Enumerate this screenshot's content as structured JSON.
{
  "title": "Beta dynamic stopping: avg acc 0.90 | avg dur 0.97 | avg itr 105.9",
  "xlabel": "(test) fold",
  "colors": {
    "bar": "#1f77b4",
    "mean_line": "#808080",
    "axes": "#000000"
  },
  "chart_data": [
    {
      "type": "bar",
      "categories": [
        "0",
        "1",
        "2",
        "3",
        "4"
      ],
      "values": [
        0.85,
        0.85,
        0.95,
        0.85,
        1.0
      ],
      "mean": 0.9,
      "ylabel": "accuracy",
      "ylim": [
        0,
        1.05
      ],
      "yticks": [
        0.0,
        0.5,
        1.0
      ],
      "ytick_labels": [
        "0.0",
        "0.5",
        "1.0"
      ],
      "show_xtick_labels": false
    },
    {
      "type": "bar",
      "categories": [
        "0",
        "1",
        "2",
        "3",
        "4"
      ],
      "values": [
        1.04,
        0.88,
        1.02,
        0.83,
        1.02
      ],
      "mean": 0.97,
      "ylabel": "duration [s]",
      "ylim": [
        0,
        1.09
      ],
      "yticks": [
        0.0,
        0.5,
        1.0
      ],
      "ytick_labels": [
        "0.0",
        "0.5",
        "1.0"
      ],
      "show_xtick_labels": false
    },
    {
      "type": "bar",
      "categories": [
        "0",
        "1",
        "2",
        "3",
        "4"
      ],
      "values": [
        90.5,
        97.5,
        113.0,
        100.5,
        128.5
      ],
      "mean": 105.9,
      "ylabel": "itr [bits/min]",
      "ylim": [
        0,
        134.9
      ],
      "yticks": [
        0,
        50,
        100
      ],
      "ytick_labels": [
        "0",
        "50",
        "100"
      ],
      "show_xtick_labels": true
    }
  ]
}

──────────────────────────────

## [What is expected]
From the listing above, extract every line exactly as it stands.

## [Exercise solution]
Enumerate this screenshot's content as structured JSON.
{
  "title": "Beta dynamic stopping: avg acc 0.90 | avg dur 0.97 | avg itr 105.9",
  "xlabel": "(test) fold",
  "colors": {
    "bar": "#1f77b4",
    "mean_line": "#808080",
    "axes": "#000000"
  },
  "chart_data": [
    {
      "type": "bar",
      "categories": [
        "0",
        "1",
        "2",
        "3",
        "4"
      ],
      "values": [
        0.85,
        0.85,
        0.95,
        0.85,
        1.0
      ],
      "mean": 0.9,
      "ylabel": "accuracy",
      "ylim": [
        0,
        1.05
      ],
      "yticks": [
        0.0,
        0.5,
        1.0
      ],
      "ytick_labels": [
        "0.0",
        "0.5",
        "1.0"
      ],
      "show_xtick_labels": false
    },
    {
      "type": "bar",
      "categories": [
        "0",
        "1",
        "2",
        "3",
        "4"
      ],
      "values": [
        1.04,
        0.88,
        1.02,
        0.83,
        1.02
      ],
      "mean": 0.97,
      "ylabel": "duration [s]",
      "ylim": [
        0,
        1.09
      ],
      "yticks": [
        0.0,
        0.5,
        1.0
      ],
      "ytick_labels": [
        "0.0",
        "0.5",
        "1.0"
      ],
      "show_xtick_labels": false
    },
    {
      "type": "bar",
      "categories": [
        "0",
        "1",
        "2",
        "3",
        "4"
      ],
      "values": [
        90.5,
        97.5,
        113.0,
        100.5,
        128.5
      ],
      "mean": 105.9,
      "ylabel": "itr [bits/min]",
      "ylim": [
        0,
        134.9
      ],
      "yticks": [
        0,
        50,
        100
      ],
      "ytick_labels": [
        "0",
        "50",
        "100"
      ],
      "show_xtick_labels": true
    }
  ]
}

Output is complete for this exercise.